>> START Data rows
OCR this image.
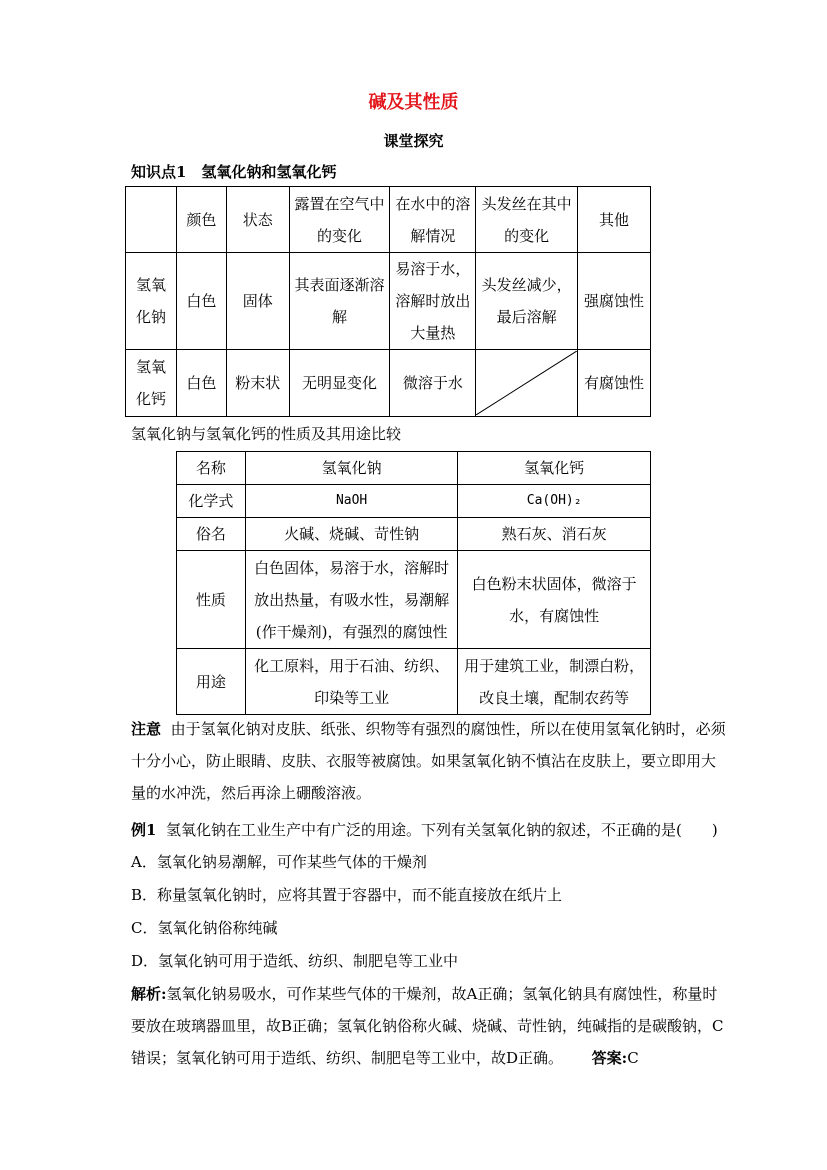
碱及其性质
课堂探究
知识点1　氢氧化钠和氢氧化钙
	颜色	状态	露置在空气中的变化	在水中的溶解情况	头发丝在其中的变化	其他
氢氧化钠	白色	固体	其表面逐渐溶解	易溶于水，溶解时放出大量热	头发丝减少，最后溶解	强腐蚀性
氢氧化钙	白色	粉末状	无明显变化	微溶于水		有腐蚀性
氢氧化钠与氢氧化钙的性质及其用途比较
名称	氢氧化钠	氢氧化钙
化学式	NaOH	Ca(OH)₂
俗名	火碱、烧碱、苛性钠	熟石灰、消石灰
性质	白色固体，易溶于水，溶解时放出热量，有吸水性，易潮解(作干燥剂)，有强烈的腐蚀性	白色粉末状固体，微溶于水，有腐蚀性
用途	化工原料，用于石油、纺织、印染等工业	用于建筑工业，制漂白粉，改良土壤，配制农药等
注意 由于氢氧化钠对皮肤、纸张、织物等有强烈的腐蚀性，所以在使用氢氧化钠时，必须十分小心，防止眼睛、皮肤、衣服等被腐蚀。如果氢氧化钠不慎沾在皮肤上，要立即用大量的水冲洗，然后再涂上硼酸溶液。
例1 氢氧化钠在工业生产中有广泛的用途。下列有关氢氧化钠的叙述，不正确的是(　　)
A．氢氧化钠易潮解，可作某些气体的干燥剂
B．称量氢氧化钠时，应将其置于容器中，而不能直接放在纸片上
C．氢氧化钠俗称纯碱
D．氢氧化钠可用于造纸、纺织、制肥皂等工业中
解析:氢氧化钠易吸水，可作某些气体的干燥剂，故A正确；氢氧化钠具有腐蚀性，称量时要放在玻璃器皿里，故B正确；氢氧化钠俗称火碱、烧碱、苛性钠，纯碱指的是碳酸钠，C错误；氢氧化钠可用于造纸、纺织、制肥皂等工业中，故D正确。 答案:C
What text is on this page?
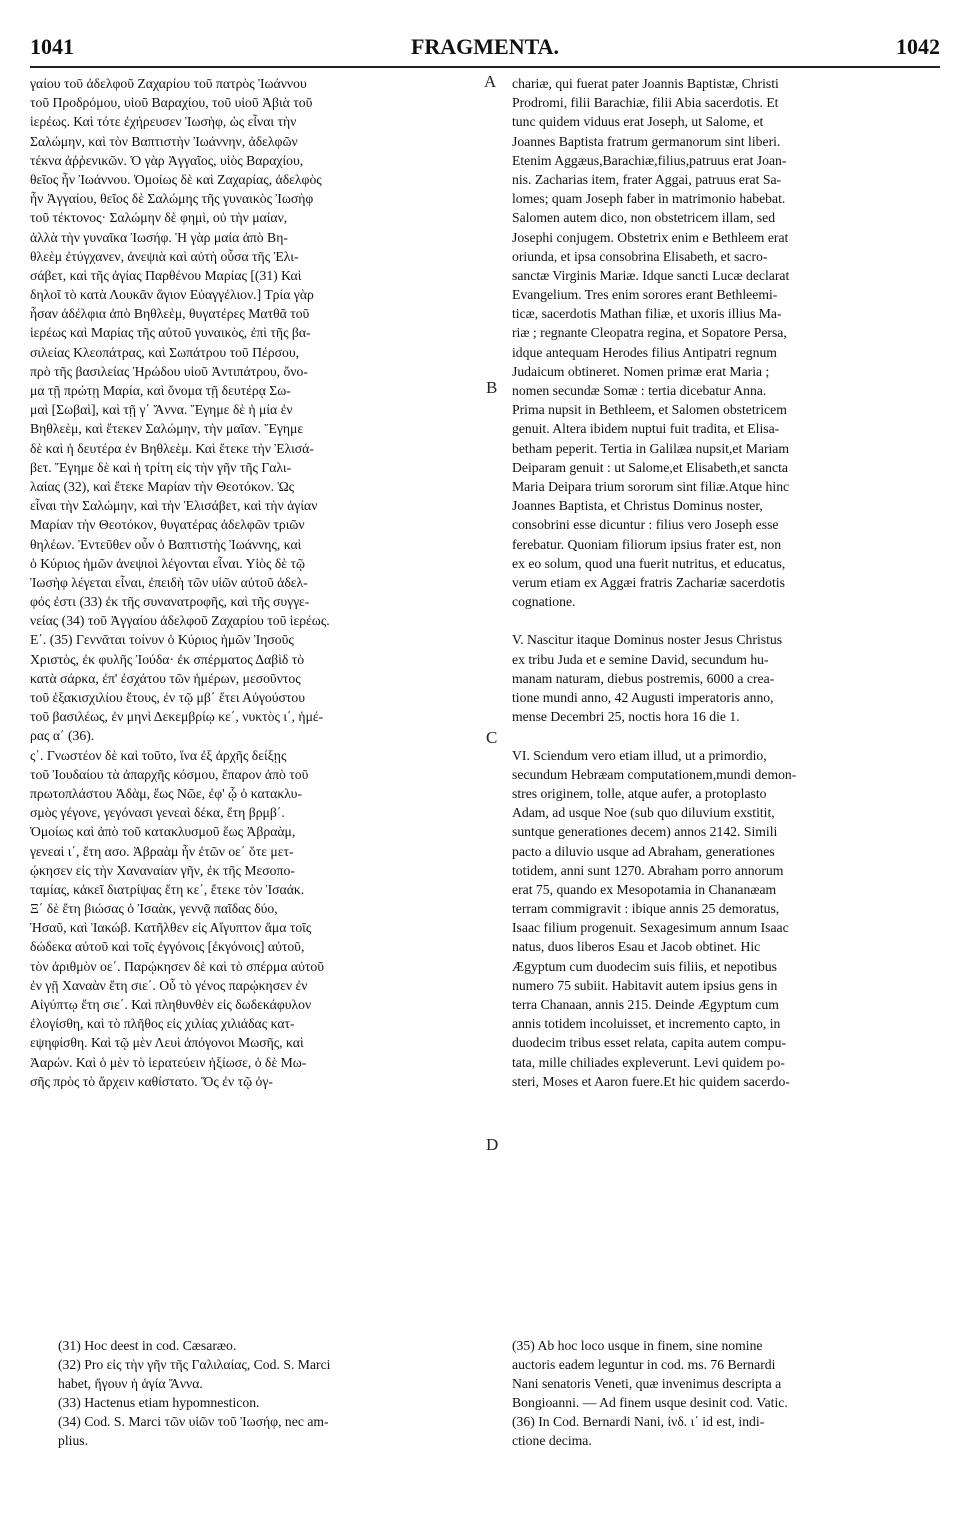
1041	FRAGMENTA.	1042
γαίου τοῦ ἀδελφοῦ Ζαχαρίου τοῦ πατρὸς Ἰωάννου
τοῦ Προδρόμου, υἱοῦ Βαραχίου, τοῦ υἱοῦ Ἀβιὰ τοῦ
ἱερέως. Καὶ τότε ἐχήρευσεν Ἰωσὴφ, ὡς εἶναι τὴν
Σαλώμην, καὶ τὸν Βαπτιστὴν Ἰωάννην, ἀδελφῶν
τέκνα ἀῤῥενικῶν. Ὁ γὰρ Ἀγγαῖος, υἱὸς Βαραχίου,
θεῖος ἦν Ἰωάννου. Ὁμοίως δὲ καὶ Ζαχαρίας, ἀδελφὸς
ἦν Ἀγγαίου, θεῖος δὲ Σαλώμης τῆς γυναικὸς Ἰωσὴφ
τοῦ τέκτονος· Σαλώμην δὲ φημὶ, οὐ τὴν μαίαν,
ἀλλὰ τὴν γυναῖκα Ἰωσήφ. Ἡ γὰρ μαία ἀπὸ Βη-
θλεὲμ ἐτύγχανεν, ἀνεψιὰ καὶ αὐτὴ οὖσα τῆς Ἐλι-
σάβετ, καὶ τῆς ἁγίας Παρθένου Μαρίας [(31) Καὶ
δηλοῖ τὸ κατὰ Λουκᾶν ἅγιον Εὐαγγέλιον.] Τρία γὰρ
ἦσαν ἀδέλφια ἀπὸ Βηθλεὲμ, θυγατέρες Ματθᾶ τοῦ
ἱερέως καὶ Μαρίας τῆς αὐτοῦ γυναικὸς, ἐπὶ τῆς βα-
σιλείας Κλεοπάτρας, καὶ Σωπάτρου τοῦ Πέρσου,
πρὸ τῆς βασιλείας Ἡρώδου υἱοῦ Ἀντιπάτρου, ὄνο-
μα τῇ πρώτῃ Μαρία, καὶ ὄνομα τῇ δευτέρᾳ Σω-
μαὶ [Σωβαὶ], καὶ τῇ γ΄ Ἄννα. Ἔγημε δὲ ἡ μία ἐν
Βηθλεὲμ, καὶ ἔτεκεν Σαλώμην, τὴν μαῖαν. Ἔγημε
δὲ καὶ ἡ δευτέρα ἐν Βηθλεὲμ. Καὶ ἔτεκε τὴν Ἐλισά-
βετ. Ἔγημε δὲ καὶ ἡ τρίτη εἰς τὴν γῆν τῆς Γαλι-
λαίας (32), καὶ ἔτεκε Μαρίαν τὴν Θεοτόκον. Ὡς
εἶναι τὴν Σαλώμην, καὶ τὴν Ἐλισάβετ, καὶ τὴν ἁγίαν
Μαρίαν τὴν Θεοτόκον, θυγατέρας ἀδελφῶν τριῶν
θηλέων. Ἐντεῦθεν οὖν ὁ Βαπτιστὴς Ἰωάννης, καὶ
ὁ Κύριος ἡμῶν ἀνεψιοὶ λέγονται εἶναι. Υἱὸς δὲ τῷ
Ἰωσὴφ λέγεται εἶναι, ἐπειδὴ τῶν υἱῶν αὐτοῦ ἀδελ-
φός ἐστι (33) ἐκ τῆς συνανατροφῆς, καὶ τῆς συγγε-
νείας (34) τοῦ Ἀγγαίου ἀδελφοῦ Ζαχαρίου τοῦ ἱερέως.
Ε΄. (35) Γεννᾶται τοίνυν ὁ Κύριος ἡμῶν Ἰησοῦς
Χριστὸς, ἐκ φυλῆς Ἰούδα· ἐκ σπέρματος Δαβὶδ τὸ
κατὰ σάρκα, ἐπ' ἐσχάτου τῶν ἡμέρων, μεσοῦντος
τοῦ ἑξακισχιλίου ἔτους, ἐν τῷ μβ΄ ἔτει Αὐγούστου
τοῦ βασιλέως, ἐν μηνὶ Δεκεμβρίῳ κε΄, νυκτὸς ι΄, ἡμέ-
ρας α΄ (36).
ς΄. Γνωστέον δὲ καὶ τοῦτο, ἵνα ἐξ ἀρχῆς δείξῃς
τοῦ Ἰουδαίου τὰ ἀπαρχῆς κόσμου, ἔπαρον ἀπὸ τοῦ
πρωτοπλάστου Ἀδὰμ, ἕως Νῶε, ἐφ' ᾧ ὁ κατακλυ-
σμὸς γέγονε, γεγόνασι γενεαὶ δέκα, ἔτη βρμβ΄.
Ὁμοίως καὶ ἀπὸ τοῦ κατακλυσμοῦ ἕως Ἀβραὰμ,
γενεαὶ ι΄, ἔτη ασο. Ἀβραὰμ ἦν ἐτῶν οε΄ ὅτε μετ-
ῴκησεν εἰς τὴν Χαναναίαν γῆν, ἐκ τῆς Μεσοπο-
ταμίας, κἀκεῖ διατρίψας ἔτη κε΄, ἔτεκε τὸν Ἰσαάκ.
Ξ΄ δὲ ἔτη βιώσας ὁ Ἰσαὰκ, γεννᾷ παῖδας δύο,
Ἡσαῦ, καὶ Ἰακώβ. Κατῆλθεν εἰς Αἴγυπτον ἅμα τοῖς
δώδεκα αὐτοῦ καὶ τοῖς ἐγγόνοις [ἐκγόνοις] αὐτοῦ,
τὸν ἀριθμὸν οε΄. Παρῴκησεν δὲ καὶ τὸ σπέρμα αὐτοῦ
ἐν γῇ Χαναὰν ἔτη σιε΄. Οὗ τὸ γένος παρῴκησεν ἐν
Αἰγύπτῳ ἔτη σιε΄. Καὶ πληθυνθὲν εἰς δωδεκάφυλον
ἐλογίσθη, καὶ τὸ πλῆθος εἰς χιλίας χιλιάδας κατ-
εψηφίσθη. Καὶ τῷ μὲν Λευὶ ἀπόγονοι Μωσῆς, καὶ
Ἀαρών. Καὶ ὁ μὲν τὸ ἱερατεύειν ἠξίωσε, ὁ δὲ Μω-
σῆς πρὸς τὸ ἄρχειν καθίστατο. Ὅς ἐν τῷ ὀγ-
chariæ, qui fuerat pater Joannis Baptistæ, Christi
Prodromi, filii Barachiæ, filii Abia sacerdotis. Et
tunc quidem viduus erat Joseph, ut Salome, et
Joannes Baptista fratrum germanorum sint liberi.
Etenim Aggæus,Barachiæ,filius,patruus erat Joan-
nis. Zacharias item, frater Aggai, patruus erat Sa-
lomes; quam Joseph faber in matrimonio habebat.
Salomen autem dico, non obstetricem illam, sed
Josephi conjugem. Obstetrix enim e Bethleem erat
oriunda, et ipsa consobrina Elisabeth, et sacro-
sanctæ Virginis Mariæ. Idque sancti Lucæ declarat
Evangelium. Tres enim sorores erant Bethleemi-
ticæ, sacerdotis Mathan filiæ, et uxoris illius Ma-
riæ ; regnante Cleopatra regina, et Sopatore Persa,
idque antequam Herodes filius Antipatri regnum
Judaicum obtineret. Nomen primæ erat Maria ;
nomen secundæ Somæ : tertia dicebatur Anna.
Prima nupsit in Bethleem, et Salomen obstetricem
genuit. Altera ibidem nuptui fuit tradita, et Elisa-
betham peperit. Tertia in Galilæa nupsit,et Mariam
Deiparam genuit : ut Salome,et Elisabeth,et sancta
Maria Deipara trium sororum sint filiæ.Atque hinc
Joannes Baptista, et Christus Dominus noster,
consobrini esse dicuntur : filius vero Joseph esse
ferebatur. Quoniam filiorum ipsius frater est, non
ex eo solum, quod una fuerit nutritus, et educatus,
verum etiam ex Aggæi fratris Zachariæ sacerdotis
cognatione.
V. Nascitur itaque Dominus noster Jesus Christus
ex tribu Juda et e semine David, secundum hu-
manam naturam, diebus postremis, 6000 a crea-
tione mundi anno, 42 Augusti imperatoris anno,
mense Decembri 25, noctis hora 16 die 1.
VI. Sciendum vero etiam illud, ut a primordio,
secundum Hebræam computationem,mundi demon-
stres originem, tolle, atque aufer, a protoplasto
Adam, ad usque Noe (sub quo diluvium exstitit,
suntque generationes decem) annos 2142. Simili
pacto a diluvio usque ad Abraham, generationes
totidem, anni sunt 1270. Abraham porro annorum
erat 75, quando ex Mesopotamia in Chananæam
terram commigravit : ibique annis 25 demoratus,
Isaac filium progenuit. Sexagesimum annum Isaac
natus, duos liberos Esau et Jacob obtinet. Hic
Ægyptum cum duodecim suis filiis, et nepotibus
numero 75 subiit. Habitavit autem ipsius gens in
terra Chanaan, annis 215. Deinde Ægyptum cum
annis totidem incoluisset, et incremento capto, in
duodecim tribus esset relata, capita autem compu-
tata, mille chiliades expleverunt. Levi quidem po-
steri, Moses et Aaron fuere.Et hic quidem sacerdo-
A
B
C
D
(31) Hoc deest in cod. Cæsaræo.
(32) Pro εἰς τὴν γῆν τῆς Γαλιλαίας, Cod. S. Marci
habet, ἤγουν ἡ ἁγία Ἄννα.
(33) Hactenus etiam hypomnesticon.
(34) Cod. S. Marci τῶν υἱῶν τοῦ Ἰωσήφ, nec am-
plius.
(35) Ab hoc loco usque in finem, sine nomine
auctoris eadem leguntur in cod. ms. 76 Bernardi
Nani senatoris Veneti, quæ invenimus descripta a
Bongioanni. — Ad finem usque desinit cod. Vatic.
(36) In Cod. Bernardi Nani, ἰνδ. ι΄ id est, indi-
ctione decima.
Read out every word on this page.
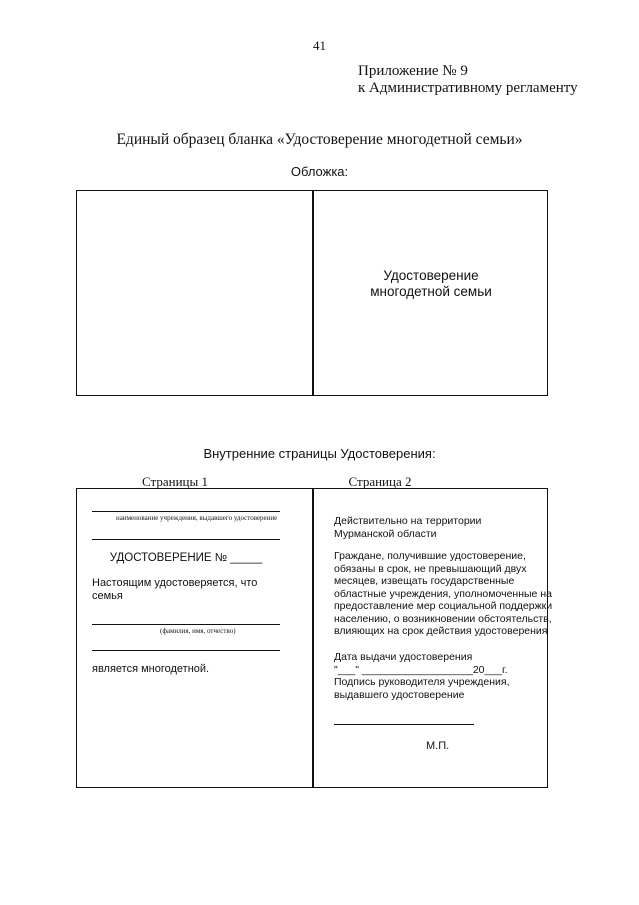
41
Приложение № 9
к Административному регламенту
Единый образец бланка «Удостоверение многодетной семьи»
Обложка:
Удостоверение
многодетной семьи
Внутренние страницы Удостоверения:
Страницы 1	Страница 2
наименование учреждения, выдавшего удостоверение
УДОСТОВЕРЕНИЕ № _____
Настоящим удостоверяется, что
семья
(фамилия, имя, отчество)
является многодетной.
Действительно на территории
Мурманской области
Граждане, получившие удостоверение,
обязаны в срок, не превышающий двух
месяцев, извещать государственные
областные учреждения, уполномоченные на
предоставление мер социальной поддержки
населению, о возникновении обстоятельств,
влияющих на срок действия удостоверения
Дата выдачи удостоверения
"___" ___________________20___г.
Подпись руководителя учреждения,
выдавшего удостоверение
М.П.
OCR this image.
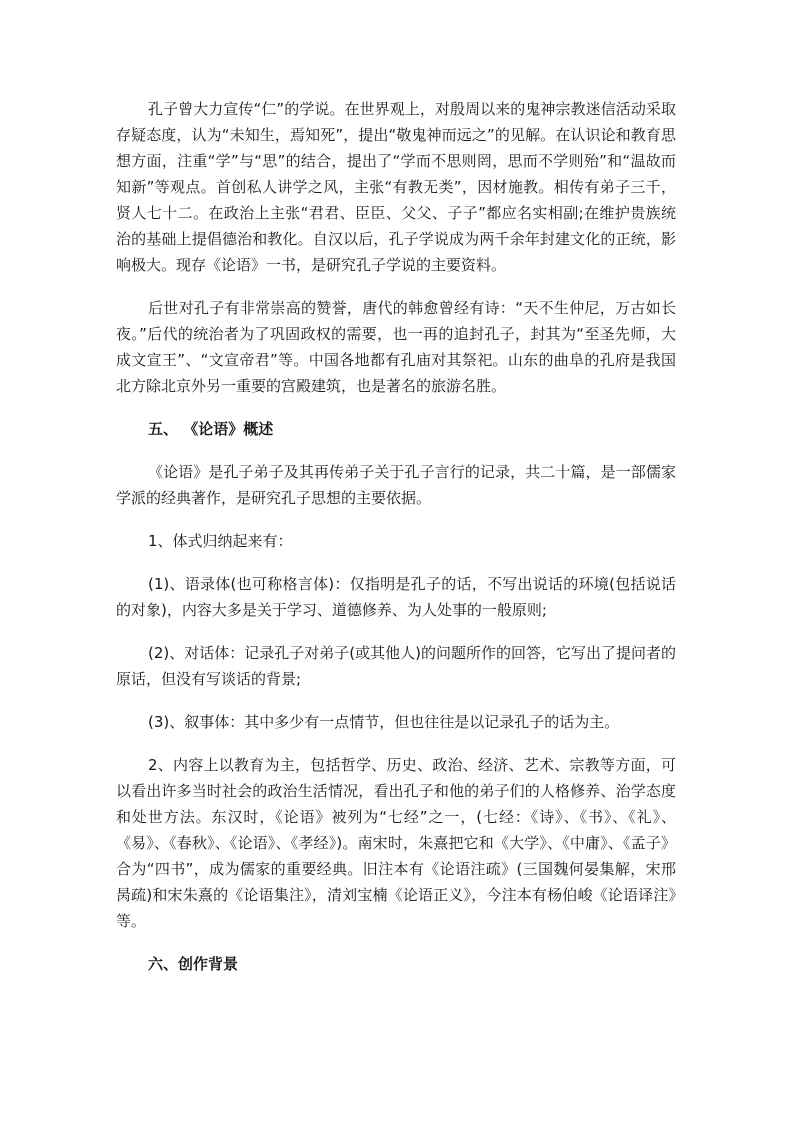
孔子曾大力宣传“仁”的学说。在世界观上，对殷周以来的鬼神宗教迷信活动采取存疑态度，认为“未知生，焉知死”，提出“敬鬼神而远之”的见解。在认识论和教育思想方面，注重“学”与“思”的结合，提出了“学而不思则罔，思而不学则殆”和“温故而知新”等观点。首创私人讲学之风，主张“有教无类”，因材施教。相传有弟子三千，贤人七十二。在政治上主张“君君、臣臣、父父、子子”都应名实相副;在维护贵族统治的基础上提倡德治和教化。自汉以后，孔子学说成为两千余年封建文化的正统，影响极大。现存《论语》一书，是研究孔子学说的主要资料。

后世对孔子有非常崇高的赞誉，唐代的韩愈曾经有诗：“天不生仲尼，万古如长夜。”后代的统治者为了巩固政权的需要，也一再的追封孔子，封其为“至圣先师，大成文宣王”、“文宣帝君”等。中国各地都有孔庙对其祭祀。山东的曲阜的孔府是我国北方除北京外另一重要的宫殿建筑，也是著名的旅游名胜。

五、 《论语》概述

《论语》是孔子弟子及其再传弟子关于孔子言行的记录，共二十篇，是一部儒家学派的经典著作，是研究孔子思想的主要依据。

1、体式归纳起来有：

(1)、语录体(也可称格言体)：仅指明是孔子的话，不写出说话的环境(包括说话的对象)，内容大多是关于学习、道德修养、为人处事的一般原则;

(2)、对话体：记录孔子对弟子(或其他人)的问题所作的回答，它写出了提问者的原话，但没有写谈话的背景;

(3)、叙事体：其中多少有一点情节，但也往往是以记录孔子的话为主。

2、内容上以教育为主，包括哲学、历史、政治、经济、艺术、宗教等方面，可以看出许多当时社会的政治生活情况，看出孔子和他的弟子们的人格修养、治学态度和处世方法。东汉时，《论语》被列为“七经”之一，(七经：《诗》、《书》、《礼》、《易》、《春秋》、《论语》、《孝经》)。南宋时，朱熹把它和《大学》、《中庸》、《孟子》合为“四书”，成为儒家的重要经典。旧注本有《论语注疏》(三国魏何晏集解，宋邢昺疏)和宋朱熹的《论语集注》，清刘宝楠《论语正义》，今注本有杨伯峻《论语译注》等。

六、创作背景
>> END Data rows
▸ Your task: Using the records above, pull out each line where the word "finem" occurs.

▸ Response:
(35) Ab hoc loco usque in finem, sine nomine
Bongioanni. — Ad finem usque desinit cod. Vatic.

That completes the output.